**TASK DIRECTIONS**.
Retype the whole listing below, character for character.

**EXTRACTED MATERIAL**.
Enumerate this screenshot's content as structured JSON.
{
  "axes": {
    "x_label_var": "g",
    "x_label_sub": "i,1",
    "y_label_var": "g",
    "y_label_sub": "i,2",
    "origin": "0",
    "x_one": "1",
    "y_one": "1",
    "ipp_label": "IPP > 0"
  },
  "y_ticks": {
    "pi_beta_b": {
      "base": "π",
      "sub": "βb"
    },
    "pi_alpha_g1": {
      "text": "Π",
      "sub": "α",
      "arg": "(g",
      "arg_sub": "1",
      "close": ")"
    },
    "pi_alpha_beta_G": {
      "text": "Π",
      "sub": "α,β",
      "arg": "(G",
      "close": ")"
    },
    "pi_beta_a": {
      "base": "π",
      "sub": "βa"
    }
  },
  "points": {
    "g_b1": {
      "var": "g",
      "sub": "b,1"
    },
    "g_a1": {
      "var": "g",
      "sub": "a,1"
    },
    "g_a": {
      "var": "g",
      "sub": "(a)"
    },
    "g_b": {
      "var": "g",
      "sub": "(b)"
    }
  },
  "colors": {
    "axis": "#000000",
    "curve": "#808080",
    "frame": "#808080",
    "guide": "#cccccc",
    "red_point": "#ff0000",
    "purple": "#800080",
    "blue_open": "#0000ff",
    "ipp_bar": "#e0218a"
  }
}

**THE ANSWER**.
Enumerate this screenshot's content as structured JSON.
{
  "axes": {
    "x_label_var": "g",
    "x_label_sub": "i,1",
    "y_label_var": "g",
    "y_label_sub": "i,2",
    "origin": "0",
    "x_one": "1",
    "y_one": "1",
    "ipp_label": "IPP > 0"
  },
  "y_ticks": {
    "pi_beta_b": {
      "base": "π",
      "sub": "βb"
    },
    "pi_alpha_g1": {
      "text": "Π",
      "sub": "α",
      "arg": "(g",
      "arg_sub": "1",
      "close": ")"
    },
    "pi_alpha_beta_G": {
      "text": "Π",
      "sub": "α,β",
      "arg": "(G",
      "close": ")"
    },
    "pi_beta_a": {
      "base": "π",
      "sub": "βa"
    }
  },
  "points": {
    "g_b1": {
      "var": "g",
      "sub": "b,1"
    },
    "g_a1": {
      "var": "g",
      "sub": "a,1"
    },
    "g_a": {
      "var": "g",
      "sub": "(a)"
    },
    "g_b": {
      "var": "g",
      "sub": "(b)"
    }
  },
  "colors": {
    "axis": "#000000",
    "curve": "#808080",
    "frame": "#808080",
    "guide": "#cccccc",
    "red_point": "#ff0000",
    "purple": "#800080",
    "blue_open": "#0000ff",
    "ipp_bar": "#e0218a"
  }
}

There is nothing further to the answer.